REQUIRED ACTION 1
Decide whether each statement below agrees with the commentary on Arizona v. Holle, answering yes or no and quoting the deciding words: (a) the affirmative defense requires proof by a preponderance of the evidence that the touching was not motivated by a sexual interest; (b) the dissent in the Holle case fails to recognize parents' rights; (c) the Arizona Legislature can correct the Court's mistake in its next session.
REQUIRED ACTION 2
In the commentary on Arizona v. Holle, take the part that opens with the words containing "The majority’s interpretation, I" and closes with "U.S. Supreme Court.". Rewrite it, switching "statutes" for "provisions".
REQUIRED ACTION 3
The commentary on Arizona v. Holle has a sentence beginning "We see it every day". List every official body or authority named in that sentence.

EXERCISE TEXT
And of course the onus of the Court’s decision will fall most heavily on those least able to defend themselves, i.e. the poor and the uneducated.
Put simply, we must forever guard ourselves against the encroachment of state power into our private lives which is what this decision allows.
As a constitutional matter, the majority’s opinion is at best suspect. As I’ve stated elsewhere, the Court’s interpretation of the statute is unconstitutionally vague and overbroad because it criminalizes behavior that is protected by U.S. constitutional precedent and natural law. As numerous U.S. Supreme Court decisions have made clear, parents have certain rights to the care and protection of their children. It seems likely that those rights extend to the normal activities of caring for and raising those children. It’s a point the dissent in the Holle case recognizes.
The majority’s interpretation, I believe, renders the statutes unconstitutional. No one thinks that the legislature really intended to criminalize every knowing or intentional act of touching a child in the prohibited areas. Reading the statutes as doing so creates a constitutional vagueness problem, as it would mean both that people do not have fair notice of what is actually prohibited and that the laws do not adequately constrain prosecutorial discretion.
Accordingly, this case may end up before the U.S. Supreme Court.
Meanwhile the dissent, unlike the majority, makes simple good sense.
Arizona, apparently alone among jurisdictions, has enacted criminal laws broadly stating that a person commits a felony merely by “intentionally or knowingly” touching the genitals or anus of a child or the breast of a female younger than fifteen…
Parents and other caregivers who have changed an infant’s soiled diaper or bathed a toddler will be surprised to learn that they have committed a class 2 or 3 felony. They also will likely find little solace from the majority’s conclusion that although they are child molesters or sex abusers under Arizona law, they are afforded an “affirmative defense” if they can prove by a preponderance of the evidence that their touching “was not motivated by a sexual interest.” A.R.S. § 13-1407(E). Such a defense, as the majority notes, does not mean that a crime has not occurred, but instead that the miscreant may avoid “culpability” by persuading the factfinder that the “criminal conduct” should be excused.
Apart from its constitutional defects, the majority opinion must be viewed for what it is – overreaching by the state into areas of life in which it has no business interfering with adults’ conduct. Where that overreaching occurs is the family and parental decision-making about children. Viewed properly, Arizona v. Holle is just another chapter in an already-too-long book. That ponderous tome is the history of governmental power exercised over children at the expense of their parents and, often as not, their well-being. We see it every day in the actions of child protective officials, family courts, child support enforcement authorities, domestic violence courts and the like. There as here, the excuse is invariably the protection of children, but the state doesn’t take better care of children than do parents. Quite the contrary. But at every opportunity, governments tell us that it, not parents, acts in “the best interests of children.”
The Holle decision turns on the Court’s clear misinterpretation of a statute passed by the Arizona Legislature. As such, that same Legislature can correct the Court’s mistake in its next session. It should do so on day one. Arizona is a predominantly Republican state with a predominantly Republican legislature. Republicans stand ever ready to tell us how opposed they are to “big government.” Now would be a good time to prove it.

[Stored data entries]
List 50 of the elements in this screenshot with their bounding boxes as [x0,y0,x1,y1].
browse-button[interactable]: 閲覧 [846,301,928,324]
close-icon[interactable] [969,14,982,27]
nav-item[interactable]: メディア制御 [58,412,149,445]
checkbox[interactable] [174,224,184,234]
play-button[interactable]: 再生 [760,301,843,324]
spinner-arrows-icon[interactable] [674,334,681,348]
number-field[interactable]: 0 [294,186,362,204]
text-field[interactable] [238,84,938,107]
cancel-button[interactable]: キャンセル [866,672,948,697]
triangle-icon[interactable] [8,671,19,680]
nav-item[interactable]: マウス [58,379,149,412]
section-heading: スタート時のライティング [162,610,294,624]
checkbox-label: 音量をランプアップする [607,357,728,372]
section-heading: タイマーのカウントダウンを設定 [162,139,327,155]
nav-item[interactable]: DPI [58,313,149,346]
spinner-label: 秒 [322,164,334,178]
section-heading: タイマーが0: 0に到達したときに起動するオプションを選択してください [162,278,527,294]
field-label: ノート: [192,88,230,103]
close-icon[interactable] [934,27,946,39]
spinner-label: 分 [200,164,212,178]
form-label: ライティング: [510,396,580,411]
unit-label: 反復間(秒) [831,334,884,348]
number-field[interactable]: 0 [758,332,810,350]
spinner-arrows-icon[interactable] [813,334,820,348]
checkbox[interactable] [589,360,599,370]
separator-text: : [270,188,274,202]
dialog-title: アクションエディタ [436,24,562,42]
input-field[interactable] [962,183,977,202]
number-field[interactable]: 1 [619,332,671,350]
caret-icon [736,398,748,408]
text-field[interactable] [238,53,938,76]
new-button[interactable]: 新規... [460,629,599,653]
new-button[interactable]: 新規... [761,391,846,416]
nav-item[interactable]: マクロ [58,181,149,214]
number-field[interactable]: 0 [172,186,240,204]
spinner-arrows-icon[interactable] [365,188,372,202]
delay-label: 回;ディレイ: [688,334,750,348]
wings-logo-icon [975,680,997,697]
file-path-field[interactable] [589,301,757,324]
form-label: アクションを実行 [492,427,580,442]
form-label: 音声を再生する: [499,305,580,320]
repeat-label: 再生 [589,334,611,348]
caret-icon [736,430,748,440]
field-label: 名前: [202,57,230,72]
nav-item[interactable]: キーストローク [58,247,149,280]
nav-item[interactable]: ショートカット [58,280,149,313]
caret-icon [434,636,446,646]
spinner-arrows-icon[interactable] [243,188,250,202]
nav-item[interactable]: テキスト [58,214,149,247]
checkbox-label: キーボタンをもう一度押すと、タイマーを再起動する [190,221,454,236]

EXERCISE SOLUTION 1
(a) Yes: "if they can prove by a preponderance of the evidence that their touching “was not motivated by a sexual interest.”"
(b) No: "It’s a point the dissent in the Holle case recognizes."
(c) Yes: "that same Legislature can correct the Court’s mistake in its next session."

EXERCISE SOLUTION 2
The majority’s interpretation, I believe, renders the provisions unconstitutional. No one thinks that the legislature really intended to criminalize every knowing or intentional act of touching a child in the prohibited areas. Reading the provisions as doing so creates a constitutional vagueness problem, as it would mean both that people do not have fair notice of what is actually prohibited and that the laws do not adequately constrain prosecutorial discretion.
Accordingly, this case may end up before the U.S. Supreme Court.

EXERCISE SOLUTION 3
child protective officials, family courts, child support enforcement authorities, domestic violence courts